Bounding box prediction data:
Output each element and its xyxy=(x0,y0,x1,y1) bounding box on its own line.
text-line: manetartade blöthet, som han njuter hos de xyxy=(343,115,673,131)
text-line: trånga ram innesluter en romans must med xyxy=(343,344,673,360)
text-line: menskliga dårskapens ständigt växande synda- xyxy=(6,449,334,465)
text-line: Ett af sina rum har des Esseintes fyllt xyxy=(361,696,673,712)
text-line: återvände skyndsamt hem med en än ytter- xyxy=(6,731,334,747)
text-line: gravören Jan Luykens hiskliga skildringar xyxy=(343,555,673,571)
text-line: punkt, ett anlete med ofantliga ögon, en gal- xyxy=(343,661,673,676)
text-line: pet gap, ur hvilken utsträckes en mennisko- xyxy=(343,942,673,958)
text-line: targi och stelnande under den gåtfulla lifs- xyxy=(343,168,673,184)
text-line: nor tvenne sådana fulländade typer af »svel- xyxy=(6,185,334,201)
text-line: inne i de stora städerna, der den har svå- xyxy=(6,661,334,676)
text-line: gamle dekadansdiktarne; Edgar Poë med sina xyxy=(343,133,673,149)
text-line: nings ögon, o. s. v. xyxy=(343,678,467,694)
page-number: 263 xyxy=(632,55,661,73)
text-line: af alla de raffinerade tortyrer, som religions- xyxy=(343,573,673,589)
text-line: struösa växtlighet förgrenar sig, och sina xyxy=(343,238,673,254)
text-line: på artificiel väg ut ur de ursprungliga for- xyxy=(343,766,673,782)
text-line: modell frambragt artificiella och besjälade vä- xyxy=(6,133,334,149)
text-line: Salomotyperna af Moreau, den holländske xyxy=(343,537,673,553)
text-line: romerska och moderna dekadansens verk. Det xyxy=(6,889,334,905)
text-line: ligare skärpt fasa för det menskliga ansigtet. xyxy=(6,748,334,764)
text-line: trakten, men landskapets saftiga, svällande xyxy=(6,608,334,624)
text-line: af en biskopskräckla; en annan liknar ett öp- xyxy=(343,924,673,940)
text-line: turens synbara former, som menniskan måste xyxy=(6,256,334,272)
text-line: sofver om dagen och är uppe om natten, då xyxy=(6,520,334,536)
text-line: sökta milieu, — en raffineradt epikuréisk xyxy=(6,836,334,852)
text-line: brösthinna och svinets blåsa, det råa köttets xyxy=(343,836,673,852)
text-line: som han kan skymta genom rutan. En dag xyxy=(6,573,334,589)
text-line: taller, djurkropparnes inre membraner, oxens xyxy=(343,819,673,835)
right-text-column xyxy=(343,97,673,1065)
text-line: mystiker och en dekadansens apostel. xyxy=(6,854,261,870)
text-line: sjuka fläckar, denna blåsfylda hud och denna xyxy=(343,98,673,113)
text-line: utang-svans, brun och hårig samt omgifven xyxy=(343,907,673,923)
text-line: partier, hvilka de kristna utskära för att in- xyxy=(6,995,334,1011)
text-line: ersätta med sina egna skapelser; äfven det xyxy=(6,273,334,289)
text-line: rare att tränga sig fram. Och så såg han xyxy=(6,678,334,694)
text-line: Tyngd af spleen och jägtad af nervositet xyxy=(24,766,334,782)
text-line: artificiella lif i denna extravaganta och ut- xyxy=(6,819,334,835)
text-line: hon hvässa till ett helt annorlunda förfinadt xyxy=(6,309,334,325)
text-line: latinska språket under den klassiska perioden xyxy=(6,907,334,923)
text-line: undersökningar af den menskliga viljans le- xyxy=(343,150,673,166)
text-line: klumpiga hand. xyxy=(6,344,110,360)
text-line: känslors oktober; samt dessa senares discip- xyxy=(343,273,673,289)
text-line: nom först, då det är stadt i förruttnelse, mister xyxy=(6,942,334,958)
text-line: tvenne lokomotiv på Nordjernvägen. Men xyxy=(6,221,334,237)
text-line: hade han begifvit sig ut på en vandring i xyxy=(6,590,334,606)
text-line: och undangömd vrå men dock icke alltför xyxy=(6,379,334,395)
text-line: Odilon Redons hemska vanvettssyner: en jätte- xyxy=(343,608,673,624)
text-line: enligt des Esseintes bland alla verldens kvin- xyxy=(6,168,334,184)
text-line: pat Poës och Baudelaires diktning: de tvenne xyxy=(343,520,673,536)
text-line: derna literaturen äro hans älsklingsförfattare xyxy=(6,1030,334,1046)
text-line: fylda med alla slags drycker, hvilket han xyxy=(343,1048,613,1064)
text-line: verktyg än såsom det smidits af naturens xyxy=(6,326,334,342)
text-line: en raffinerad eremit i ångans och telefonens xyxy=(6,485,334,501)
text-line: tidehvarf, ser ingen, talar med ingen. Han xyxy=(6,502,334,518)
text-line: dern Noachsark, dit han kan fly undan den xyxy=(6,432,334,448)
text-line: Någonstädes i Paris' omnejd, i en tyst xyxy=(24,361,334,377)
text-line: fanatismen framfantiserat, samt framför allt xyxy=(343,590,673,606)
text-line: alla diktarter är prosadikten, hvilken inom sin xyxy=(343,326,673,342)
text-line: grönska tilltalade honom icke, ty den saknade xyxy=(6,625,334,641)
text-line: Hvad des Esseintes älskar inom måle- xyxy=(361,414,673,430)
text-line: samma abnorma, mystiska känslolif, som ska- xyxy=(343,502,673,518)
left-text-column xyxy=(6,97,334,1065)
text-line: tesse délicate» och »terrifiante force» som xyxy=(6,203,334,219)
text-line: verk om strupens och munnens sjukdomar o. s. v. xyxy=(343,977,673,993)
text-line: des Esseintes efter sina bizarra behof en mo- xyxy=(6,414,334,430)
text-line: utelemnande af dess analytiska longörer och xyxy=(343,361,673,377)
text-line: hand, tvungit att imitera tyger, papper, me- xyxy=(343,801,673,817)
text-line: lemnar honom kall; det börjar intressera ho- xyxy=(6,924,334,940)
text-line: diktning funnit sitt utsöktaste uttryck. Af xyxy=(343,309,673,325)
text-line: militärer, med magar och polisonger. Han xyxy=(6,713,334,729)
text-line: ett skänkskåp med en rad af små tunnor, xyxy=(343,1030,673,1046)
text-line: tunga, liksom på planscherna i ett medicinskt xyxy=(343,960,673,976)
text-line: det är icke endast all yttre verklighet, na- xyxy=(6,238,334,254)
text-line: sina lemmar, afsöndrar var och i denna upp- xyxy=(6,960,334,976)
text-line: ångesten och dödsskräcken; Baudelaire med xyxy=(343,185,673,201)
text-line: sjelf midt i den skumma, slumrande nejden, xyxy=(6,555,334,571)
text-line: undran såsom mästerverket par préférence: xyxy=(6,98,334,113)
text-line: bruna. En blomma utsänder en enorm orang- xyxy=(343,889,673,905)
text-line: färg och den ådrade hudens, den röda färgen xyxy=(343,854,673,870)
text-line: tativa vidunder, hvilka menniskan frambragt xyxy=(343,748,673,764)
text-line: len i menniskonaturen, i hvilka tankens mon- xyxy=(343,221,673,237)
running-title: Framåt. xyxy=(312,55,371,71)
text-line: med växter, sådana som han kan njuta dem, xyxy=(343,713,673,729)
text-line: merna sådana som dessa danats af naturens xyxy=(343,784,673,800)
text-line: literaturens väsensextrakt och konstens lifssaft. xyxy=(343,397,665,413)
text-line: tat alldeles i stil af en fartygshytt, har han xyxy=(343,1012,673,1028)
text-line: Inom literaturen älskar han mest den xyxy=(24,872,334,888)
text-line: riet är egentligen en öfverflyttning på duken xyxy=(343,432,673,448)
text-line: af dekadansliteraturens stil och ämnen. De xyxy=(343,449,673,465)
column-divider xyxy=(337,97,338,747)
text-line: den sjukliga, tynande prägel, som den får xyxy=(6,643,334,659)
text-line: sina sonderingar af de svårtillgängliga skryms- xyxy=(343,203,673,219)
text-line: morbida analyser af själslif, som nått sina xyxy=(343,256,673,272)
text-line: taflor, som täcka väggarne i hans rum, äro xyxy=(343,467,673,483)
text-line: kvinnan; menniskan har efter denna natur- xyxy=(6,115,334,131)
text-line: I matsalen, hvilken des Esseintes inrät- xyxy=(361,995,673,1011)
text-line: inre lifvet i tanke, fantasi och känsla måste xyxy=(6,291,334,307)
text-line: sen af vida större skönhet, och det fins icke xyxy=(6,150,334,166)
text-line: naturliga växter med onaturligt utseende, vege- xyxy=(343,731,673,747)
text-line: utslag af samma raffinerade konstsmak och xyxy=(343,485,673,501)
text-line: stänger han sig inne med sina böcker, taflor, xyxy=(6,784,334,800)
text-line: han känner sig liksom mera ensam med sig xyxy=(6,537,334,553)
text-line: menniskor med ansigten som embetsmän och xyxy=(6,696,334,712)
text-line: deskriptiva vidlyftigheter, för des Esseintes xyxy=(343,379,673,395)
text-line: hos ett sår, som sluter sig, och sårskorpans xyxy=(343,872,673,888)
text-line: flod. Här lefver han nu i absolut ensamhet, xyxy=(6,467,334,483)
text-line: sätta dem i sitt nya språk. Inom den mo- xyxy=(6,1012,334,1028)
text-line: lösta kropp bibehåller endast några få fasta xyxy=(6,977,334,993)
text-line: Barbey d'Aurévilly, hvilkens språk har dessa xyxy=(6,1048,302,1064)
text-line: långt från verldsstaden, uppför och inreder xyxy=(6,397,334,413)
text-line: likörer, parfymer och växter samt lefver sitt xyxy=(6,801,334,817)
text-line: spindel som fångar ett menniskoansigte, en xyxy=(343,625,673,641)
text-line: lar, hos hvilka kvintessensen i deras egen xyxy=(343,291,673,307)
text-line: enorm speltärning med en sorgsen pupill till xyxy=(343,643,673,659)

# [TO DO]
Extract all lines from the data in which "stil" is found.

# [SOLUTION TO THIS PROBLEM]
text-line: tat alldeles i stil af en fartygshytt, har han xyxy=(343,1012,673,1028)
text-line: af dekadansliteraturens stil och ämnen. De xyxy=(343,449,673,465)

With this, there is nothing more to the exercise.